Figure dataset records:
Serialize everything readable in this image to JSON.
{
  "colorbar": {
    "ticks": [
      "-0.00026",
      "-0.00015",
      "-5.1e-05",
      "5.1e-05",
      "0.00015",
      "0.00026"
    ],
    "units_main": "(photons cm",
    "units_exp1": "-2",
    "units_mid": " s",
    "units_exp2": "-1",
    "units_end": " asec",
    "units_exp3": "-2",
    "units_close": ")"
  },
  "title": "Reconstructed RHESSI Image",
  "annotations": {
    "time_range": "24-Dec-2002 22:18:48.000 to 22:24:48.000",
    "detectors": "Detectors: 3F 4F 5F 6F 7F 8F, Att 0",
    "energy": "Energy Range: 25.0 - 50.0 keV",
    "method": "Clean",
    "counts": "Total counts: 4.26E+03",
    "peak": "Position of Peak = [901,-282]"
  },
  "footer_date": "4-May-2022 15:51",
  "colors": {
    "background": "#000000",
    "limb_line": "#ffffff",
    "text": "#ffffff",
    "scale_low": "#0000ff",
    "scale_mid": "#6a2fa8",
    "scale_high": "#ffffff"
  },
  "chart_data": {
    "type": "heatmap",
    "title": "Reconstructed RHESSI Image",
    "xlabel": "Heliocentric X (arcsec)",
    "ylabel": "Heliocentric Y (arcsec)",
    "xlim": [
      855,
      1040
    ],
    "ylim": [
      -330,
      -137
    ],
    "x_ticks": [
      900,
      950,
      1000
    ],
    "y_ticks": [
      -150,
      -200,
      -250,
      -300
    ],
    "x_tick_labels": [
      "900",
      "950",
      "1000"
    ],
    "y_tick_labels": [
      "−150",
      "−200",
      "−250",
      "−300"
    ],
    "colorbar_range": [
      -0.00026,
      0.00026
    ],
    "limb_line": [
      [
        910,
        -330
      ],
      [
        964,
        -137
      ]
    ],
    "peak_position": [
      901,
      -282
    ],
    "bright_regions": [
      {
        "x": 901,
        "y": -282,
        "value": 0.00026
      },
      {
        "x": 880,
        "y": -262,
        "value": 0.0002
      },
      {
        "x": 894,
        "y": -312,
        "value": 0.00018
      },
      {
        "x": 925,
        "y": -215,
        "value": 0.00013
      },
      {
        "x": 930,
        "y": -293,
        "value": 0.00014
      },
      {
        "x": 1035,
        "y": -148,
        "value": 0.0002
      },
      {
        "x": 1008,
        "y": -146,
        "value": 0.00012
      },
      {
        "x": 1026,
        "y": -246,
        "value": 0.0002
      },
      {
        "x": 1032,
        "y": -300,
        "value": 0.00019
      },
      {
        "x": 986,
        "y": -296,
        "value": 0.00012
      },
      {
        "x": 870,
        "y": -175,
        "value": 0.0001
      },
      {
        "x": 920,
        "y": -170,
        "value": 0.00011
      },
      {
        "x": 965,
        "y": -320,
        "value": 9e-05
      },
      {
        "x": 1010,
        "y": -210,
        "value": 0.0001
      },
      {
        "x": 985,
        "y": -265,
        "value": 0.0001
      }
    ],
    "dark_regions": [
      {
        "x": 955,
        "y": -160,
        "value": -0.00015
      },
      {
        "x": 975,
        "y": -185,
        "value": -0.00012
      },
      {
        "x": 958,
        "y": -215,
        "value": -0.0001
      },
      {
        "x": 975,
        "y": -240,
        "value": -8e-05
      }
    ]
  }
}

WHAT YOU HAVE TO DO: Give the number of lines in the entries that include the string "title", and nothing more.

ANSWER TO THE TASK: 2